GIVEN TASK - Say whether each statement agrees with the school reading page below: (a) the school wants students reading at or above their chronological age by the end of Year 11; (b) the average reading age needed to access GCSE level texts is 15 years and 8 months; (c) reading work is shared through Google Classroom. Answer yes or no for each, quoting the deciding words from the page.

PAGE EXCERPT -
_ _ _ _
Skip to content ↓


"Reading is the key to every door in your future."

At Hitchin Girls' School our ambition is for all students to enjoy reading for pleasure and to support their lifelong learning, and to be reading at or above their chronological age by the end of Year 9. This will allow them to confidently access the Key Stage 4 curriculum and GCSE exams. Furthermore, confidence in reading will lead to students reading regularly, which will increase their cultural capital, enhance their vocabulary and develop their imagination.

A good grounding in reading is essential for students’ acquisition of knowledge and their ability to develop schema (making connections between the things they know, both within and across their subjects). The average reading age required to access GCSE level texts and examination papers is 15 years and 8 months. We therefore have a comprehensive and rigorous approach to reading, to ensure that our students develop the vocabulary, fluency, comprehension skills and accuracy needed to access the curriculum and their exams.

We want every young person to leave school with a love of reading and the necessary reading skills for future learning and employment. We ensure that our students read widely and constructively, and their reading supplements the curriculum so that they leave us secure in their knowledge and cultural capital to succeed in life.

How we ensure children become good readers

"Any book that helps a child to form a habit of reading, to make reading one of their deep and continuous needs, is good for them." - Maya Angelou

Reading as part of the curriculum

In all year groups, reading is a key aspect of lessons and the wider curriculum. Students are regularly encouraged to read, either independently or in assisted groups, and to read aloud where appropriate. Reading work is regularly shared via Google Classroom to support learning.

Here is an example of the many books that are read and studied during KS3:

Katharine Rundell’s Rooftoppers; Michelle Paver’s Wolf Brother; Michael Morpurgo’s Private Peaceful; Zana Fraillon’s The Bone Sparrow; Julian Sedgewick’s Tsunami Girl; Mildred D. Taylor’s Roll of Thunder, Hear My Cry; Ruta Sepetys’ Salt to the Sea; Mark Haddon’s The Curious Incident of the Dog in the Night-Time; George Orwell’s Animal Farm.
_ _ _ _
SUPPLIED INFORMATION -
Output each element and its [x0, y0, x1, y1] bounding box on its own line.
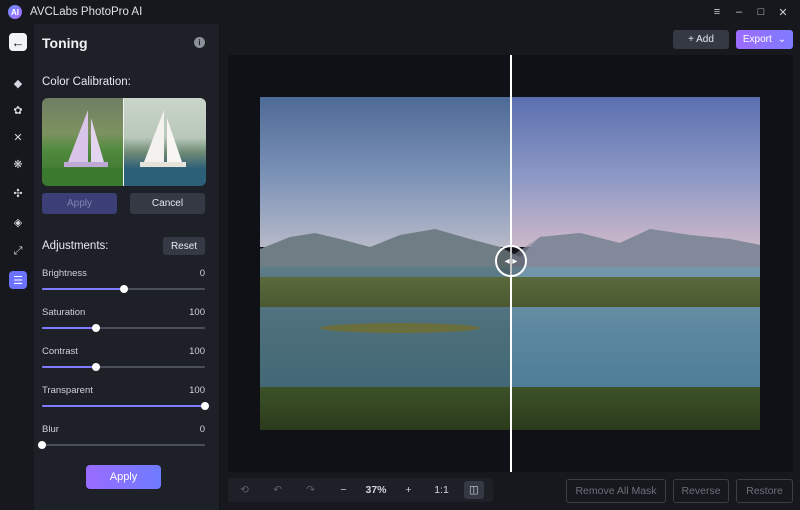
_ _ _ _
SOLUTION TO THE PROBLEM -
(a) No: "to be reading at or above their chronological age by the end of Year 9"
(b) Yes: "The average reading age required to access GCSE level texts and examination papers is 15 years and 8 months."
(c) Yes: "Reading work is regularly shared via Google Classroom to support learning."